■ TASK GOAL
Collect each line containing "flashcards".

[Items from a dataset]
# # # # #
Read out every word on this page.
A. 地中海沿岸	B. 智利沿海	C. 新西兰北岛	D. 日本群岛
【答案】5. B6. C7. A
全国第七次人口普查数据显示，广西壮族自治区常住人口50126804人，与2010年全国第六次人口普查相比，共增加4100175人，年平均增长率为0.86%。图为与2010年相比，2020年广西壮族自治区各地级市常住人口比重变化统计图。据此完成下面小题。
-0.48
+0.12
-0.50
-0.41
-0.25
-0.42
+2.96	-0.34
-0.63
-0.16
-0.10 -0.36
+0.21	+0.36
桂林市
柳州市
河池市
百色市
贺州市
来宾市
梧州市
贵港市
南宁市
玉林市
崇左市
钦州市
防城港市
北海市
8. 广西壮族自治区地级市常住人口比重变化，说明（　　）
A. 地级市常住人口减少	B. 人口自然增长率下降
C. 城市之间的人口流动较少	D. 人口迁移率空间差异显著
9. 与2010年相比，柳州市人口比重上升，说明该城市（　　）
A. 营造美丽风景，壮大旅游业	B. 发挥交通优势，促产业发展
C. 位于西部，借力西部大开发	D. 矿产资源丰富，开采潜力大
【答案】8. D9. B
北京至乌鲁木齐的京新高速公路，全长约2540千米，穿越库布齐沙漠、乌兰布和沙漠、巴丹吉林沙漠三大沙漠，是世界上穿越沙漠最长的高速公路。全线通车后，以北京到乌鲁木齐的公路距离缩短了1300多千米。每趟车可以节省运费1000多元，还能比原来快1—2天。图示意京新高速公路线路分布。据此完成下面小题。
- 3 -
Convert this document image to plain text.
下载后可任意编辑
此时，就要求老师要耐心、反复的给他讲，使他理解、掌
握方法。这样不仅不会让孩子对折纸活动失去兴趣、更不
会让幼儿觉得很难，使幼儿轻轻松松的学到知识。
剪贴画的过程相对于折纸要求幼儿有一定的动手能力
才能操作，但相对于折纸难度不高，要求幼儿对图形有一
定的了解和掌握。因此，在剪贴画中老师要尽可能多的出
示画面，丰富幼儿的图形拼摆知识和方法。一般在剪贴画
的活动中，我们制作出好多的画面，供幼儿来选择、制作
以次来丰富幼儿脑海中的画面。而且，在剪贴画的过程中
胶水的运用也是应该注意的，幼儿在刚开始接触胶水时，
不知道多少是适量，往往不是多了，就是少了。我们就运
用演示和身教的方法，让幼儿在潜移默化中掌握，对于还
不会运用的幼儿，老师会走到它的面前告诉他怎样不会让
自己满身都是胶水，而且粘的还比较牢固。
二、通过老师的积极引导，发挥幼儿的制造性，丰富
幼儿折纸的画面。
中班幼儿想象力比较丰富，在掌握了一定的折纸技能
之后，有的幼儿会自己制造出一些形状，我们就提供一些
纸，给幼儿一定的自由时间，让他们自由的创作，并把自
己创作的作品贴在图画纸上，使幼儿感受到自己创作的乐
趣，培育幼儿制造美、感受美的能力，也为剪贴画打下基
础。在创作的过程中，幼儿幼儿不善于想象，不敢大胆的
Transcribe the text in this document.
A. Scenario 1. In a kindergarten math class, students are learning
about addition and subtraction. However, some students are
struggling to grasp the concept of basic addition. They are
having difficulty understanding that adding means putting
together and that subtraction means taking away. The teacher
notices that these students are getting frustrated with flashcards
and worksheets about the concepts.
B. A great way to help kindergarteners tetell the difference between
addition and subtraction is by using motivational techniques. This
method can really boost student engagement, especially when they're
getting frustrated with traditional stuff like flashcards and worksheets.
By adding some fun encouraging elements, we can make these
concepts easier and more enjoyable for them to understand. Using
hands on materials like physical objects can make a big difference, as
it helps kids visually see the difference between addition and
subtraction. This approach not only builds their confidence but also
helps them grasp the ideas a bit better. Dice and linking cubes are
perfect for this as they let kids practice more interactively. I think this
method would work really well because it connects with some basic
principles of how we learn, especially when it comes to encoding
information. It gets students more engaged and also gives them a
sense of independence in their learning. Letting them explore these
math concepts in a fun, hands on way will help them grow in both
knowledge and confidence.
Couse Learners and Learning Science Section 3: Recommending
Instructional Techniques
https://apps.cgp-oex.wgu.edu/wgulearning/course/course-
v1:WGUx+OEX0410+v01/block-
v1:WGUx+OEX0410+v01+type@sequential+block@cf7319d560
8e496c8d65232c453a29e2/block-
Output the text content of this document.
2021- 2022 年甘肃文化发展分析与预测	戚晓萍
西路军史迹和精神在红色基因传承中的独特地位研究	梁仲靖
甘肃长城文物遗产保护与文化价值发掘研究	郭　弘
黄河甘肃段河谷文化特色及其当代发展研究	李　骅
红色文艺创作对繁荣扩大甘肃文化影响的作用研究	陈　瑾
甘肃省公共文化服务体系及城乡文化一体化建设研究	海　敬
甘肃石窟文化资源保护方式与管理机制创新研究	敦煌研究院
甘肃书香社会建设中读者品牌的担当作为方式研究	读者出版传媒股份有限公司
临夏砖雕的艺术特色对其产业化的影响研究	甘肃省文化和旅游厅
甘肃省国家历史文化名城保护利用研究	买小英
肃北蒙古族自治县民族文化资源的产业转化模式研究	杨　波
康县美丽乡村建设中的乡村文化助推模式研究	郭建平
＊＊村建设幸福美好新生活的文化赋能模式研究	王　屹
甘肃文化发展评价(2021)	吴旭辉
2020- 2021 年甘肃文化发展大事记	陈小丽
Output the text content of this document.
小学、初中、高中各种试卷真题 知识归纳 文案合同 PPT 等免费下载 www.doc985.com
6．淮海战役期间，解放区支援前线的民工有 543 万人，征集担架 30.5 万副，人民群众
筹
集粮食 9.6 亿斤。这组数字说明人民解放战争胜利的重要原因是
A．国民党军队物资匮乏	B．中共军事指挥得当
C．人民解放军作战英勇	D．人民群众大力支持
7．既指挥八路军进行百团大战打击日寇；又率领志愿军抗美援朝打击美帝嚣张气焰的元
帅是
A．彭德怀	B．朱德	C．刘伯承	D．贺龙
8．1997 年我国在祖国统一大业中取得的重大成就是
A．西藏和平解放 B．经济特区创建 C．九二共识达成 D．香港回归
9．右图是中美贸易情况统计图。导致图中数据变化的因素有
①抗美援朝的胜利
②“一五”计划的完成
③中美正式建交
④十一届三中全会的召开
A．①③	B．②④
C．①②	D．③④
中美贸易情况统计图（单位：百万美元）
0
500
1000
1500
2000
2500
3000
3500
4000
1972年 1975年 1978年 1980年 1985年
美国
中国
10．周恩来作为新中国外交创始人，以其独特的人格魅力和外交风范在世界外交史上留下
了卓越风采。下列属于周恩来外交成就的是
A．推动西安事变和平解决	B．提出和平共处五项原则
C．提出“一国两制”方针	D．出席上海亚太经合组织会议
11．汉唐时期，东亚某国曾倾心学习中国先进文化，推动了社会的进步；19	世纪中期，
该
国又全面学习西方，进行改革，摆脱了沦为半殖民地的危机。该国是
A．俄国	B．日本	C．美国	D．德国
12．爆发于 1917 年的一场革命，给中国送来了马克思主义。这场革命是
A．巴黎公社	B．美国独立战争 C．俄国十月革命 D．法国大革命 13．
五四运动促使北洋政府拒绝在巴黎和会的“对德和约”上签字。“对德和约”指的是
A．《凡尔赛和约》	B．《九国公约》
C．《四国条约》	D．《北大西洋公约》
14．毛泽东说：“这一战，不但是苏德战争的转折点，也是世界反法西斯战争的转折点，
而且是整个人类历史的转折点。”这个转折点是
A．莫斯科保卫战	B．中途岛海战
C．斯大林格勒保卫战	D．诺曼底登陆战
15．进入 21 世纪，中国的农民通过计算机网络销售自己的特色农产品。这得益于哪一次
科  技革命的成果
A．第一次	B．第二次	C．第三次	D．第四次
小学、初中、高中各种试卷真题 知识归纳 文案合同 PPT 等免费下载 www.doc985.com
# # # # #
■ REPLY TO THE EXERCISE
notices that these students are getting frustrated with flashcards
getting frustrated with traditional stuff like flashcards and worksheets.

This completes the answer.